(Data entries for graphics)
----------
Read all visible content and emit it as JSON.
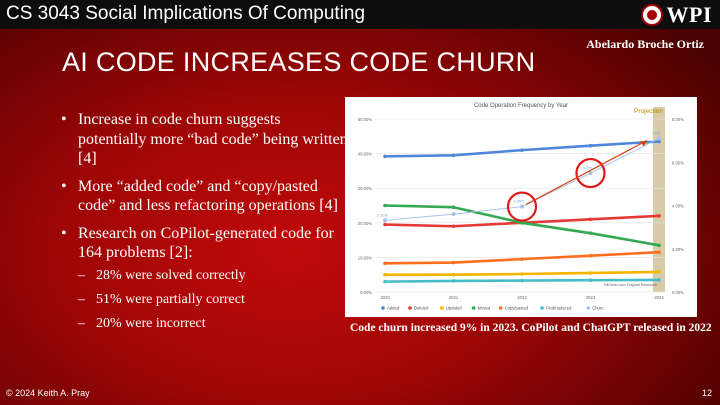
{
  "header": {
    "course_title": "CS 3043 Social Implications Of Computing",
    "logo_text": "WPI"
  },
  "author": "Abelardo Broche Ortiz",
  "slide_title": "AI CODE INCREASES CODE CHURN",
  "bullets": [
    {
      "text": "Increase in code churn suggests potentially more “bad code” being written [4]"
    },
    {
      "text": "More “added code” and “copy/pasted code” and less refactoring operations [4]"
    },
    {
      "text": "Research on CoPilot-generated code for 164 problems [2]:"
    }
  ],
  "sub_bullets": [
    "28% were solved correctly",
    "51% were partially correct",
    "20% were incorrect"
  ],
  "chart_data": {
    "type": "line",
    "title": "Code Operation Frequency by Year",
    "projection_label": "Projection",
    "credit": "GitClear.com Original Research",
    "x_ticks": [
      "2020",
      "2021",
      "2022",
      "2023",
      "2024"
    ],
    "y_ticks": [
      "0.00%",
      "10.00%",
      "20.00%",
      "30.00%",
      "40.00%",
      "50.00%"
    ],
    "y2_ticks": [
      "0.00%",
      "2.00%",
      "4.00%",
      "6.00%",
      "8.00%"
    ],
    "ylim": [
      0,
      50
    ],
    "y2lim": [
      0,
      8
    ],
    "series": [
      {
        "name": "Added",
        "color": "#4e86d9",
        "axis": "left",
        "values": [
          39.2,
          39.5,
          41.0,
          42.3,
          43.5
        ]
      },
      {
        "name": "Deleted",
        "color": "#e53935",
        "axis": "left",
        "values": [
          19.5,
          19.0,
          20.0,
          21.0,
          22.0
        ]
      },
      {
        "name": "Updated",
        "color": "#f5b400",
        "axis": "left",
        "values": [
          5.0,
          5.0,
          5.2,
          5.5,
          5.8
        ]
      },
      {
        "name": "Moved",
        "color": "#34a853",
        "axis": "left",
        "values": [
          25.0,
          24.5,
          20.0,
          17.0,
          13.5
        ]
      },
      {
        "name": "Copy/pasted",
        "color": "#ff6d1f",
        "axis": "left",
        "values": [
          8.3,
          8.5,
          9.5,
          10.5,
          11.5
        ]
      },
      {
        "name": "Find/replaced",
        "color": "#46bdc6",
        "axis": "left",
        "values": [
          3.0,
          3.2,
          3.3,
          3.4,
          3.5
        ]
      },
      {
        "name": "Churn",
        "color": "#a9c4ec",
        "axis": "right",
        "values": [
          3.31,
          3.6,
          3.95,
          5.5,
          7.1
        ],
        "labels": [
          "3.31%",
          "",
          "3.95%",
          "5.5%",
          "7.1%"
        ]
      }
    ],
    "projection_column": "2024",
    "highlight_circles": [
      "2022",
      "2023"
    ]
  },
  "caption": "Code churn increased 9% in 2023. CoPilot and ChatGPT released in 2022",
  "footer": {
    "copyright": "© 2024 Keith A. Pray",
    "page_number": "12"
  }
}
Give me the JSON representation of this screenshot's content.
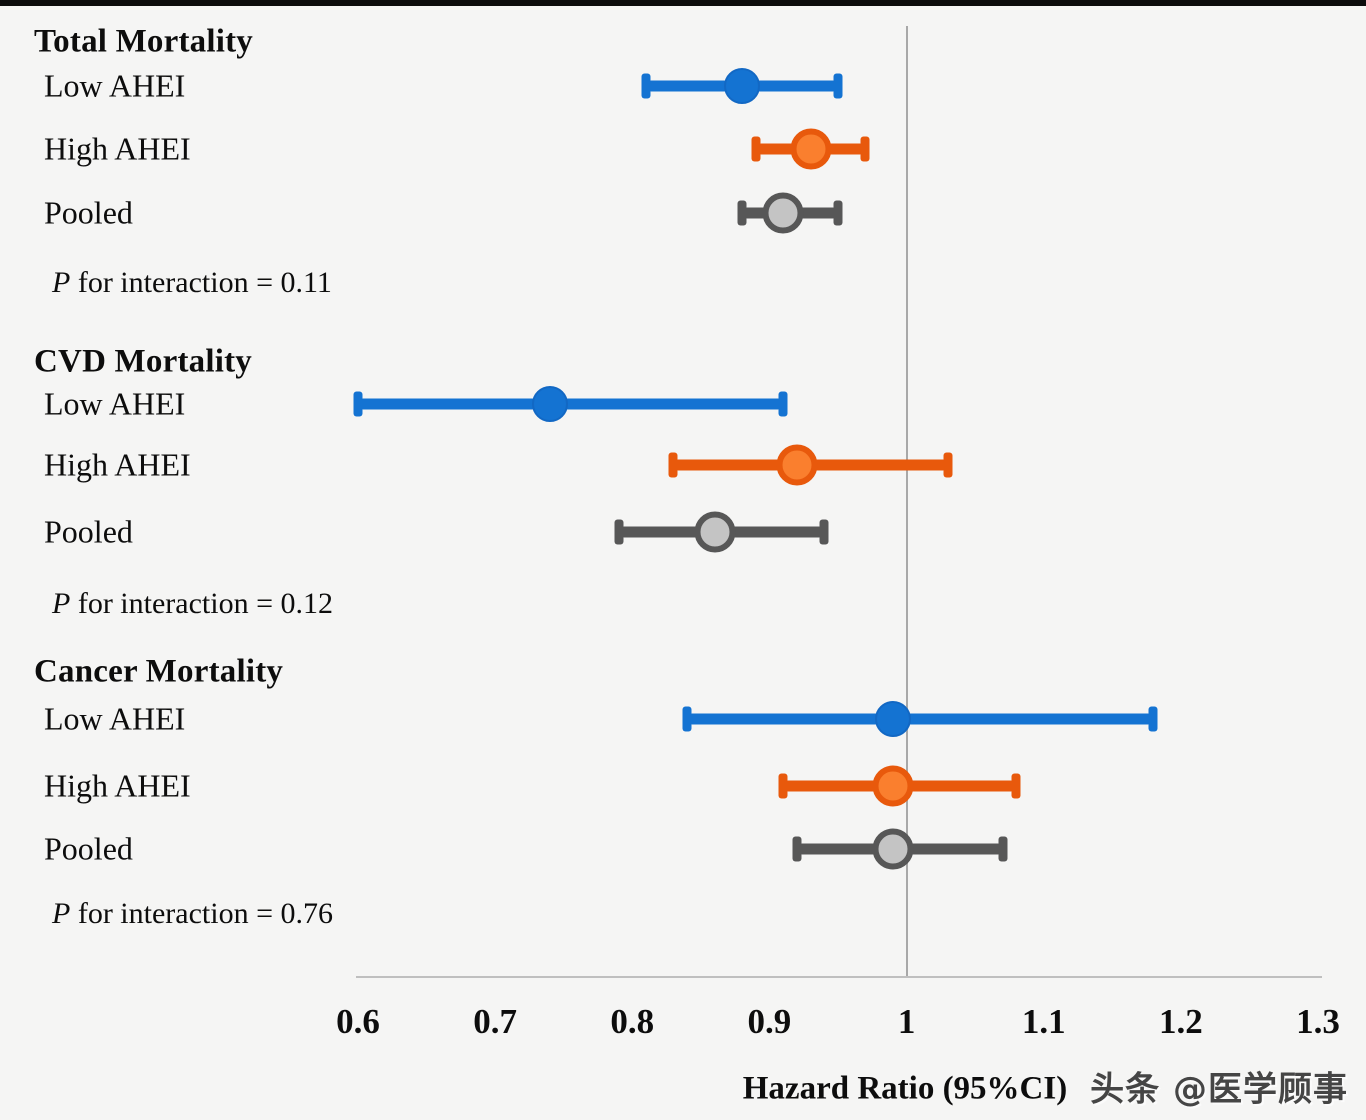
{
  "chart_data": {
    "type": "forest",
    "xlabel": "Hazard Ratio (95%CI)",
    "xlim": [
      0.6,
      1.3
    ],
    "reference_line": 1.0,
    "x_ticks": [
      "0.6",
      "0.7",
      "0.8",
      "0.9",
      "1",
      "1.1",
      "1.2",
      "1.3"
    ],
    "x_tick_values": [
      0.6,
      0.7,
      0.8,
      0.9,
      1.0,
      1.1,
      1.2,
      1.3
    ],
    "legend_position": "none",
    "grid": false,
    "groups": [
      {
        "name": "Total Mortality",
        "p_italic": "P",
        "p_rest": "for interaction = 0.11",
        "rows": [
          {
            "label": "Low AHEI",
            "hr": 0.88,
            "lo": 0.81,
            "hi": 0.95,
            "series": "low"
          },
          {
            "label": "High AHEI",
            "hr": 0.93,
            "lo": 0.89,
            "hi": 0.97,
            "series": "high"
          },
          {
            "label": "Pooled",
            "hr": 0.91,
            "lo": 0.88,
            "hi": 0.95,
            "series": "pooled"
          }
        ]
      },
      {
        "name": "CVD Mortality",
        "p_italic": "P",
        "p_rest": "for interaction = 0.12",
        "rows": [
          {
            "label": "Low AHEI",
            "hr": 0.74,
            "lo": 0.6,
            "hi": 0.91,
            "series": "low"
          },
          {
            "label": "High AHEI",
            "hr": 0.92,
            "lo": 0.83,
            "hi": 1.03,
            "series": "high"
          },
          {
            "label": "Pooled",
            "hr": 0.86,
            "lo": 0.79,
            "hi": 0.94,
            "series": "pooled"
          }
        ]
      },
      {
        "name": "Cancer Mortality",
        "p_italic": "P",
        "p_rest": "for interaction = 0.76",
        "rows": [
          {
            "label": "Low AHEI",
            "hr": 0.99,
            "lo": 0.84,
            "hi": 1.18,
            "series": "low"
          },
          {
            "label": "High AHEI",
            "hr": 0.99,
            "lo": 0.91,
            "hi": 1.08,
            "series": "high"
          },
          {
            "label": "Pooled",
            "hr": 0.99,
            "lo": 0.92,
            "hi": 1.07,
            "series": "pooled"
          }
        ]
      }
    ]
  },
  "series_styles": {
    "low": {
      "line": "#1473d2",
      "fill": "#1473d2",
      "ring": "#1268c4",
      "size": 36,
      "ring_w": 2
    },
    "high": {
      "line": "#e8590c",
      "fill": "#fa7f2e",
      "ring": "#e8590c",
      "size": 41,
      "ring_w": 6
    },
    "pooled": {
      "line": "#575757",
      "fill": "#c4c4c4",
      "ring": "#575757",
      "size": 41,
      "ring_w": 6
    }
  },
  "colors": {
    "background": "#f5f5f4",
    "top_bar": "#0c0c0c",
    "reference_line": "#a8a8a8",
    "axis_line": "#bfbfbf",
    "text": "#0d0d0d",
    "watermark": "#454545"
  },
  "watermark": "头条 @医学顾事"
}
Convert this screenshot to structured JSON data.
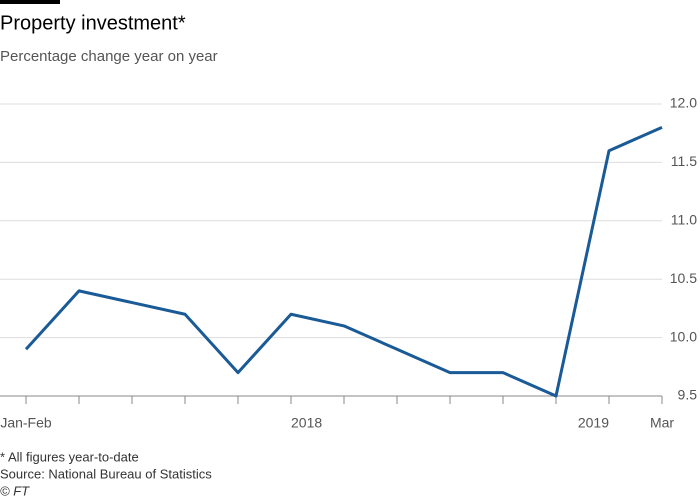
{
  "chart_data": {
    "type": "line",
    "title": "Property investment*",
    "subtitle": "Percentage change year on year",
    "notes": [
      "* All figures year-to-date",
      "Source: National Bureau of Statistics",
      "© FT"
    ],
    "categories": [
      "Jan-Feb",
      null,
      null,
      null,
      null,
      "2018",
      null,
      null,
      null,
      null,
      null,
      "2019",
      "Mar"
    ],
    "series": [
      {
        "name": "Property investment",
        "color": "#1a5a96",
        "values": [
          9.9,
          10.4,
          10.3,
          10.2,
          9.7,
          10.2,
          10.1,
          9.9,
          9.7,
          9.7,
          9.5,
          11.6,
          11.8
        ]
      }
    ],
    "ylim": [
      9.5,
      12.0
    ],
    "yticks": [
      9.5,
      {
        "value": 10.0,
        "label": "10.0"
      },
      10.5,
      {
        "value": 11.0,
        "label": "11.0"
      },
      11.5,
      {
        "value": 12.0,
        "label": "12.0"
      }
    ],
    "grid": true
  }
}
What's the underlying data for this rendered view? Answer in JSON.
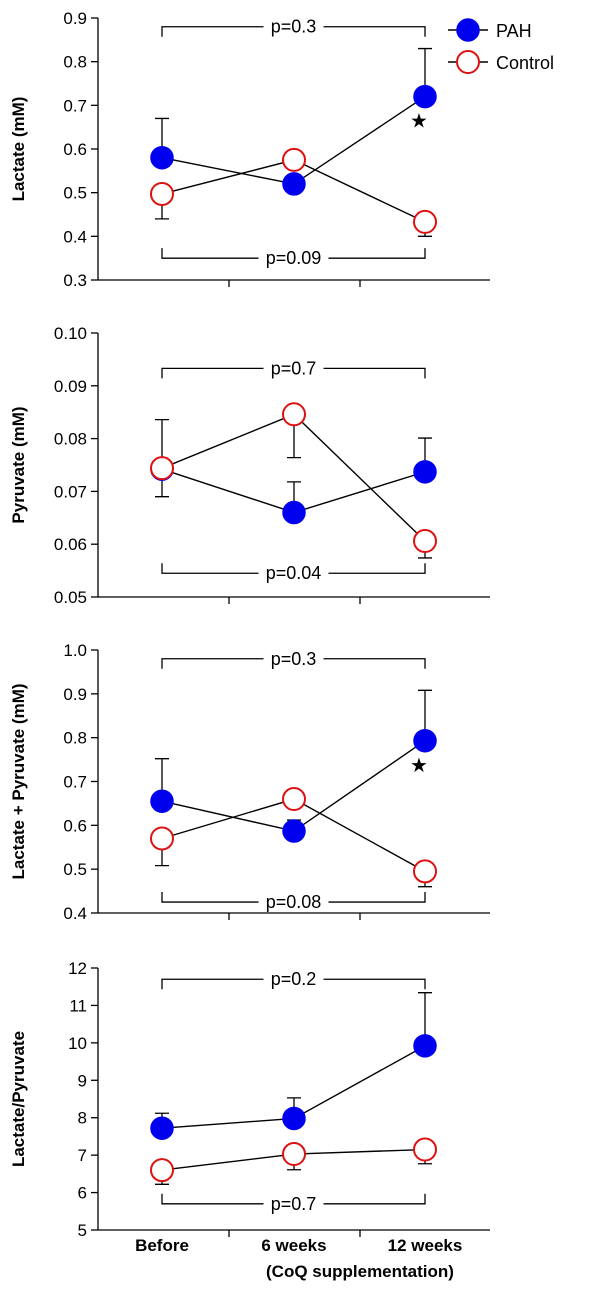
----------
All of the records above must be copied exactly, except for the pictures.

TASK SOLUTION:
Read all visible content and emit it as JSON.
{
  "header": {
    "course_title": "CS 3043 Social Implications Of Computing",
    "logo_text": "WPI"
  },
  "author": "Abelardo Broche Ortiz",
  "slide_title": "AI CODE INCREASES CODE CHURN",
  "bullets": [
    {
      "text": "Increase in code churn suggests potentially more “bad code” being written [4]"
    },
    {
      "text": "More “added code” and “copy/pasted code” and less refactoring operations [4]"
    },
    {
      "text": "Research on CoPilot-generated code for 164 problems [2]:"
    }
  ],
  "sub_bullets": [
    "28% were solved correctly",
    "51% were partially correct",
    "20% were incorrect"
  ],
  "chart_data": {
    "type": "line",
    "title": "Code Operation Frequency by Year",
    "projection_label": "Projection",
    "credit": "GitClear.com Original Research",
    "x_ticks": [
      "2020",
      "2021",
      "2022",
      "2023",
      "2024"
    ],
    "y_ticks": [
      "0.00%",
      "10.00%",
      "20.00%",
      "30.00%",
      "40.00%",
      "50.00%"
    ],
    "y2_ticks": [
      "0.00%",
      "2.00%",
      "4.00%",
      "6.00%",
      "8.00%"
    ],
    "ylim": [
      0,
      50
    ],
    "y2lim": [
      0,
      8
    ],
    "series": [
      {
        "name": "Added",
        "color": "#4e86d9",
        "axis": "left",
        "values": [
          39.2,
          39.5,
          41.0,
          42.3,
          43.5
        ]
      },
      {
        "name": "Deleted",
        "color": "#e53935",
        "axis": "left",
        "values": [
          19.5,
          19.0,
          20.0,
          21.0,
          22.0
        ]
      },
      {
        "name": "Updated",
        "color": "#f5b400",
        "axis": "left",
        "values": [
          5.0,
          5.0,
          5.2,
          5.5,
          5.8
        ]
      },
      {
        "name": "Moved",
        "color": "#34a853",
        "axis": "left",
        "values": [
          25.0,
          24.5,
          20.0,
          17.0,
          13.5
        ]
      },
      {
        "name": "Copy/pasted",
        "color": "#ff6d1f",
        "axis": "left",
        "values": [
          8.3,
          8.5,
          9.5,
          10.5,
          11.5
        ]
      },
      {
        "name": "Find/replaced",
        "color": "#46bdc6",
        "axis": "left",
        "values": [
          3.0,
          3.2,
          3.3,
          3.4,
          3.5
        ]
      },
      {
        "name": "Churn",
        "color": "#a9c4ec",
        "axis": "right",
        "values": [
          3.31,
          3.6,
          3.95,
          5.5,
          7.1
        ],
        "labels": [
          "3.31%",
          "",
          "3.95%",
          "5.5%",
          "7.1%"
        ]
      }
    ],
    "projection_column": "2024",
    "highlight_circles": [
      "2022",
      "2023"
    ]
  },
  "caption": "Code churn increased 9% in 2023. CoPilot and ChatGPT released in 2022",
  "footer": {
    "copyright": "© 2024 Keith A. Pray",
    "page_number": "12"
  }
}
Give me the JSON representation of this screenshot's content.
{
  "chart_data": {
    "type": "forest",
    "xlabel": "Hazard Ratio (95%CI)",
    "xlim": [
      0.6,
      1.3
    ],
    "reference_line": 1.0,
    "x_ticks": [
      "0.6",
      "0.7",
      "0.8",
      "0.9",
      "1",
      "1.1",
      "1.2",
      "1.3"
    ],
    "x_tick_values": [
      0.6,
      0.7,
      0.8,
      0.9,
      1.0,
      1.1,
      1.2,
      1.3
    ],
    "legend_position": "none",
    "grid": false,
    "groups": [
      {
        "name": "Total Mortality",
        "p_italic": "P",
        "p_rest": "for interaction = 0.11",
        "rows": [
          {
            "label": "Low AHEI",
            "hr": 0.88,
            "lo": 0.81,
            "hi": 0.95,
            "series": "low"
          },
          {
            "label": "High AHEI",
            "hr": 0.93,
            "lo": 0.89,
            "hi": 0.97,
            "series": "high"
          },
          {
            "label": "Pooled",
            "hr": 0.91,
            "lo": 0.88,
            "hi": 0.95,
            "series": "pooled"
          }
        ]
      },
      {
        "name": "CVD Mortality",
        "p_italic": "P",
        "p_rest": "for interaction = 0.12",
        "rows": [
          {
            "label": "Low AHEI",
            "hr": 0.74,
            "lo": 0.6,
            "hi": 0.91,
            "series": "low"
          },
          {
            "label": "High AHEI",
            "hr": 0.92,
            "lo": 0.83,
            "hi": 1.03,
            "series": "high"
          },
          {
            "label": "Pooled",
            "hr": 0.86,
            "lo": 0.79,
            "hi": 0.94,
            "series": "pooled"
          }
        ]
      },
      {
        "name": "Cancer Mortality",
        "p_italic": "P",
        "p_rest": "for interaction = 0.76",
        "rows": [
          {
            "label": "Low AHEI",
            "hr": 0.99,
            "lo": 0.84,
            "hi": 1.18,
            "series": "low"
          },
          {
            "label": "High AHEI",
            "hr": 0.99,
            "lo": 0.91,
            "hi": 1.08,
            "series": "high"
          },
          {
            "label": "Pooled",
            "hr": 0.99,
            "lo": 0.92,
            "hi": 1.07,
            "series": "pooled"
          }
        ]
      }
    ]
  },
  "series_styles": {
    "low": {
      "line": "#1473d2",
      "fill": "#1473d2",
      "ring": "#1268c4",
      "size": 36,
      "ring_w": 2
    },
    "high": {
      "line": "#e8590c",
      "fill": "#fa7f2e",
      "ring": "#e8590c",
      "size": 41,
      "ring_w": 6
    },
    "pooled": {
      "line": "#575757",
      "fill": "#c4c4c4",
      "ring": "#575757",
      "size": 41,
      "ring_w": 6
    }
  },
  "colors": {
    "background": "#f5f5f4",
    "top_bar": "#0c0c0c",
    "reference_line": "#a8a8a8",
    "axis_line": "#bfbfbf",
    "text": "#0d0d0d",
    "watermark": "#454545"
  },
  "watermark": "头条 @医学顾事"
}
Convert this screenshot to structured JSON data.
{
  "chart_data": {
    "type": "line",
    "title": "Property investment*",
    "subtitle": "Percentage change year on year",
    "notes": [
      "* All figures year-to-date",
      "Source: National Bureau of Statistics",
      "© FT"
    ],
    "categories": [
      "Jan-Feb",
      null,
      null,
      null,
      null,
      "2018",
      null,
      null,
      null,
      null,
      null,
      "2019",
      "Mar"
    ],
    "series": [
      {
        "name": "Property investment",
        "color": "#1a5a96",
        "values": [
          9.9,
          10.4,
          10.3,
          10.2,
          9.7,
          10.2,
          10.1,
          9.9,
          9.7,
          9.7,
          9.5,
          11.6,
          11.8
        ]
      }
    ],
    "ylim": [
      9.5,
      12.0
    ],
    "yticks": [
      9.5,
      {
        "value": 10.0,
        "label": "10.0"
      },
      10.5,
      {
        "value": 11.0,
        "label": "11.0"
      },
      11.5,
      {
        "value": 12.0,
        "label": "12.0"
      }
    ],
    "grid": true
  }
}
What's the underlying data for this rendered view? Answer in JSON.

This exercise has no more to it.